## START TASK INPUTS
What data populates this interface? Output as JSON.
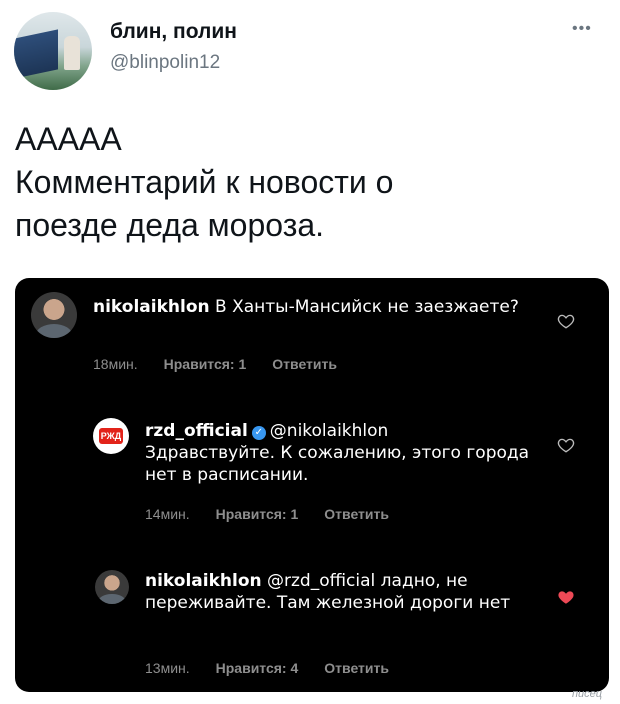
{
  "tweet": {
    "author_name": "блин, полин",
    "author_handle": "@blinpolin12",
    "more_icon": "more-horizontal-icon",
    "text": "ААААА\nКомментарий к новости о\nпоезде деда мороза."
  },
  "comments": [
    {
      "username": "nikolaikhlon",
      "text": " В Ханты-Мансийск не заезжаете?",
      "time": "18мин.",
      "likes": "Нравится: 1",
      "reply": "Ответить",
      "liked": false
    },
    {
      "username": "rzd_official",
      "verified_icon": "verified-badge-icon",
      "mention": "@nikolaikhlon",
      "text": "Здравствуйте. К сожалению, этого города нет в расписании.",
      "time": "14мин.",
      "likes": "Нравится: 1",
      "reply": "Ответить",
      "liked": false
    },
    {
      "username": "nikolaikhlon",
      "mention": "@rzd_official",
      "text": " ладно, не переживайте. Там железной дороги нет",
      "time": "13мин.",
      "likes": "Нравится: 4",
      "reply": "Ответить",
      "liked": true
    }
  ],
  "colors": {
    "heart_liked": "#ed4956",
    "heart_outline": "#bbbbbb"
  },
  "watermark": "писец"
}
## END TASK INPUTS
THE REQUEST: Without including the pictures, return each record above exactly as it stands.

CORRECT ANSWER:
What data populates this interface? Output as JSON.
{
  "tweet": {
    "author_name": "блин, полин",
    "author_handle": "@blinpolin12",
    "more_icon": "more-horizontal-icon",
    "text": "ААААА\nКомментарий к новости о\nпоезде деда мороза."
  },
  "comments": [
    {
      "username": "nikolaikhlon",
      "text": " В Ханты-Мансийск не заезжаете?",
      "time": "18мин.",
      "likes": "Нравится: 1",
      "reply": "Ответить",
      "liked": false
    },
    {
      "username": "rzd_official",
      "verified_icon": "verified-badge-icon",
      "mention": "@nikolaikhlon",
      "text": "Здравствуйте. К сожалению, этого города нет в расписании.",
      "time": "14мин.",
      "likes": "Нравится: 1",
      "reply": "Ответить",
      "liked": false
    },
    {
      "username": "nikolaikhlon",
      "mention": "@rzd_official",
      "text": " ладно, не переживайте. Там железной дороги нет",
      "time": "13мин.",
      "likes": "Нравится: 4",
      "reply": "Ответить",
      "liked": true
    }
  ],
  "colors": {
    "heart_liked": "#ed4956",
    "heart_outline": "#bbbbbb"
  },
  "watermark": "писец"
}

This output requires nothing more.